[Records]
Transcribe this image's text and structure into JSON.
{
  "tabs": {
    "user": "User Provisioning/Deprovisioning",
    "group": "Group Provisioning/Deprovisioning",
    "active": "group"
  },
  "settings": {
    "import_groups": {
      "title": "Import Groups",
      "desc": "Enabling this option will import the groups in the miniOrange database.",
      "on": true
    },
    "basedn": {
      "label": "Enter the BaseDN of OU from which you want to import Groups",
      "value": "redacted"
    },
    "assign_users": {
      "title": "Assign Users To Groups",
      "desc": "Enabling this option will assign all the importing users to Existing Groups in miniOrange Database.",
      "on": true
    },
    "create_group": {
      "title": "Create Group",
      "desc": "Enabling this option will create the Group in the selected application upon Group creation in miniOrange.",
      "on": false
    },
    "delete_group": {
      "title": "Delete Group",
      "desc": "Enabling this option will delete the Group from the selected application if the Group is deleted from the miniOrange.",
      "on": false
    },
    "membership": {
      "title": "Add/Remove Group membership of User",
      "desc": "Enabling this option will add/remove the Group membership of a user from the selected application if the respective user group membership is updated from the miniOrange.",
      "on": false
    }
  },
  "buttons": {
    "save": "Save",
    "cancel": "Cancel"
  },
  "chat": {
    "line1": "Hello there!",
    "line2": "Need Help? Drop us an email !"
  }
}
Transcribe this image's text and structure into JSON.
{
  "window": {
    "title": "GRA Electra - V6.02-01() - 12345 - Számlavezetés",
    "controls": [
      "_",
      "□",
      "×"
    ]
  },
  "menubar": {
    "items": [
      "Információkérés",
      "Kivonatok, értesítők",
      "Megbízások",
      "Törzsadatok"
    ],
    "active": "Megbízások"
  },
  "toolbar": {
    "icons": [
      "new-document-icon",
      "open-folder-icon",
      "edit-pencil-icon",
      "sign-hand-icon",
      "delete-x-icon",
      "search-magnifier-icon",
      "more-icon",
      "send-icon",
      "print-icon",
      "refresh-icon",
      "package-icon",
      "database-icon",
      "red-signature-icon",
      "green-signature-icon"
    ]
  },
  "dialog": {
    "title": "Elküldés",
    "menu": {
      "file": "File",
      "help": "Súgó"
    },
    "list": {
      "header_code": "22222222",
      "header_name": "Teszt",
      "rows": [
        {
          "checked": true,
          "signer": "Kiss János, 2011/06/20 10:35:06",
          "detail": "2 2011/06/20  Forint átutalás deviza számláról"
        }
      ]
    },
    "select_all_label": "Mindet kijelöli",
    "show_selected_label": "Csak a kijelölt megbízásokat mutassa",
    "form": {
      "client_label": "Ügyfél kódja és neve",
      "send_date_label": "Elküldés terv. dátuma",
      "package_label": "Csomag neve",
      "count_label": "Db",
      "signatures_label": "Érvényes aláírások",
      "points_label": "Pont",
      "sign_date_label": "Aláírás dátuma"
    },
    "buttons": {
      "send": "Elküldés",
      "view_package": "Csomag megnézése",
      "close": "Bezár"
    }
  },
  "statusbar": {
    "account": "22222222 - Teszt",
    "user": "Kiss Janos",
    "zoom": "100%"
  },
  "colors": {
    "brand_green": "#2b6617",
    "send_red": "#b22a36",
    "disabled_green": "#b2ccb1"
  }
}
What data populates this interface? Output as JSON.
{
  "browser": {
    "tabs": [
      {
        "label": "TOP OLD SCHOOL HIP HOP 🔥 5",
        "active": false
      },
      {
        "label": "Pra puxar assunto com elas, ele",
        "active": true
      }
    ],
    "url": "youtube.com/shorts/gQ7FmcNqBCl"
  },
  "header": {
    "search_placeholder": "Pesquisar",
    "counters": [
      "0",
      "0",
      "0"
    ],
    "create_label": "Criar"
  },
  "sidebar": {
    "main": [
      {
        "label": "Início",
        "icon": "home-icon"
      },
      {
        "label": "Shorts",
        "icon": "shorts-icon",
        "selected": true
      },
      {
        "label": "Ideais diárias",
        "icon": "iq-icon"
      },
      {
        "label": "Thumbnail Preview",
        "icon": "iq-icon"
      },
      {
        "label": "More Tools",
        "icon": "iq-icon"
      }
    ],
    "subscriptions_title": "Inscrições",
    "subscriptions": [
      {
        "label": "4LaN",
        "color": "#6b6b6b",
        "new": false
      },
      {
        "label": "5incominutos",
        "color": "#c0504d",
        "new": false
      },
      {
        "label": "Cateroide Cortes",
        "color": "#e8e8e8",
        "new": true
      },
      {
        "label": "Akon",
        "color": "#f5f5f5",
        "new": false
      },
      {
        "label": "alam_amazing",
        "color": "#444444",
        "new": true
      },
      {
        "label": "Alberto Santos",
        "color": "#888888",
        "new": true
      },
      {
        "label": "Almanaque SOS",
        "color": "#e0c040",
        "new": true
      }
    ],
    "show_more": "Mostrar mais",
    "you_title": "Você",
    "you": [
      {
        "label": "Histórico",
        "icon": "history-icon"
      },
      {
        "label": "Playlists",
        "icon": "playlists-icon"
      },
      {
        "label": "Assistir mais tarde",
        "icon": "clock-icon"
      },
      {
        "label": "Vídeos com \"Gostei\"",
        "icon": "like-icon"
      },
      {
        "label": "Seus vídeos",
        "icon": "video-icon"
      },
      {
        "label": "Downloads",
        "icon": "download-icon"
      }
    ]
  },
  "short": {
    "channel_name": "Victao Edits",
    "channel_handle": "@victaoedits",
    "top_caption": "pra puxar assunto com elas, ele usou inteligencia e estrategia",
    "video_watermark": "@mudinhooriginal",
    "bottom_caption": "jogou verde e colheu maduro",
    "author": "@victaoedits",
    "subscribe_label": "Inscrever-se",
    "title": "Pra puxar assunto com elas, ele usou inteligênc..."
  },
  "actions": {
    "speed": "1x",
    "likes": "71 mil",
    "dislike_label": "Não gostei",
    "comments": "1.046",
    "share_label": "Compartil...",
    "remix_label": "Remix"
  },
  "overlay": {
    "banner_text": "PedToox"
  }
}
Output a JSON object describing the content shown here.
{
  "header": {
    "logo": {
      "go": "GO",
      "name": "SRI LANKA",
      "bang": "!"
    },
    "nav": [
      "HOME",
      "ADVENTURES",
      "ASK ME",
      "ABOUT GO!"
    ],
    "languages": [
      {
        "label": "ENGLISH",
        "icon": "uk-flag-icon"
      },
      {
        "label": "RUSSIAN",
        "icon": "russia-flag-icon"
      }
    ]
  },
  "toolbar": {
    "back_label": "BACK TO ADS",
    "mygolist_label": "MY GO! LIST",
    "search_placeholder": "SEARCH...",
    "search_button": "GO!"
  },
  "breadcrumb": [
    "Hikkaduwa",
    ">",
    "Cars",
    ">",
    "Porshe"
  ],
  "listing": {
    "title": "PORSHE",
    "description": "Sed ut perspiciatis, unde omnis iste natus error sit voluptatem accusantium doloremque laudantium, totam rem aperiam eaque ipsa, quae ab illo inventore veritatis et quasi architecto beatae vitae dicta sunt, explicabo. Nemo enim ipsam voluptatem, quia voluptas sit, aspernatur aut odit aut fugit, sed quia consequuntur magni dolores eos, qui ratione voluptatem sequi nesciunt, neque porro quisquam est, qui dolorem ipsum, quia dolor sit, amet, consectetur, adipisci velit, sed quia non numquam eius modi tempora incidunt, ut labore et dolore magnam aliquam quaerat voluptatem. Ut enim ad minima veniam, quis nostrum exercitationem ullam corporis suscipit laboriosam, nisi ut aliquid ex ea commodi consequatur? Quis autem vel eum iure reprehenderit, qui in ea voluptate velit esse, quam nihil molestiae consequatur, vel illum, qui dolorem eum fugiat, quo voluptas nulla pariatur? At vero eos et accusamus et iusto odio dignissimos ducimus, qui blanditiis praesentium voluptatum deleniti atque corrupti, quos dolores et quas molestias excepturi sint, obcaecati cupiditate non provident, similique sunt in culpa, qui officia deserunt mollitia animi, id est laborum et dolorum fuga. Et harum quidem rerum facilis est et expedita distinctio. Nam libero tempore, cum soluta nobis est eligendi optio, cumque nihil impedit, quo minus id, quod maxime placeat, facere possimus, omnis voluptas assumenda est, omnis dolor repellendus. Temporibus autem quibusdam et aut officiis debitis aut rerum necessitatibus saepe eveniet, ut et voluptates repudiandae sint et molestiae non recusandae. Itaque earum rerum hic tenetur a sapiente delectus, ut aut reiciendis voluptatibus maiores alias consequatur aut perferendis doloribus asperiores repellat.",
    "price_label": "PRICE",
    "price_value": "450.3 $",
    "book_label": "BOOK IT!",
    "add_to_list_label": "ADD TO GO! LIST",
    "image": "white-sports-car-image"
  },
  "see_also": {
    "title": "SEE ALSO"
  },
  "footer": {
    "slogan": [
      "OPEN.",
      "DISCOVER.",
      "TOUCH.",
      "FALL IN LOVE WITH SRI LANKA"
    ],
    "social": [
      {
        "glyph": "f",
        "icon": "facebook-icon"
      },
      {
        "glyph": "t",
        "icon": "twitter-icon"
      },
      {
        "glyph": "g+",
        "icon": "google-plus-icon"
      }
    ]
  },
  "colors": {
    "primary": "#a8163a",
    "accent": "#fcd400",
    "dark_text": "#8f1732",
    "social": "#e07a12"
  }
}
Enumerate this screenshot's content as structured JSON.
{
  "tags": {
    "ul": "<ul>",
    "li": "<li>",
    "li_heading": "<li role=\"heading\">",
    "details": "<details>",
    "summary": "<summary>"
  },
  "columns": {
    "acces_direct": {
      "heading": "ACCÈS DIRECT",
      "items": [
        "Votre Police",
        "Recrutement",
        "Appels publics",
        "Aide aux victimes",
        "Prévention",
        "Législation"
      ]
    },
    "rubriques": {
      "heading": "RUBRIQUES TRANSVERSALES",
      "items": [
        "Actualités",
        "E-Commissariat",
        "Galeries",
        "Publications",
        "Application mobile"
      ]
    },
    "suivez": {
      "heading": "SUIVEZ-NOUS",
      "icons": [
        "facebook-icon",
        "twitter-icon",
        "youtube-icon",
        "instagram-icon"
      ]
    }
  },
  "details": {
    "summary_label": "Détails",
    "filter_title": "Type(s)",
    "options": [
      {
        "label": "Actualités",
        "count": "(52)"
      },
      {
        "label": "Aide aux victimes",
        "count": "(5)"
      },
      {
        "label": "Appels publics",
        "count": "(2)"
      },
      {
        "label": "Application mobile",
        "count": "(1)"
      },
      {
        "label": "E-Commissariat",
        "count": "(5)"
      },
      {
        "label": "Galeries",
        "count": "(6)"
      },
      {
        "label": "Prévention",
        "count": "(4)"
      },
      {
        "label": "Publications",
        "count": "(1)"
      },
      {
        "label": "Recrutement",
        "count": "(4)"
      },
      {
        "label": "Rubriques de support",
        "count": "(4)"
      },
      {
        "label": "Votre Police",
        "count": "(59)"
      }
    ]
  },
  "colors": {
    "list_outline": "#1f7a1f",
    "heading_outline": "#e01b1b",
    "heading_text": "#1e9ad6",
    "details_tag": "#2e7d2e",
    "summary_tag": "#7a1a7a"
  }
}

▶ **Problem description**
Show every line where the string "active" appears.

▶ **Solution for this problem**
    "active": "group"
    "active": "Megbízások"
        "active": false
        "active": true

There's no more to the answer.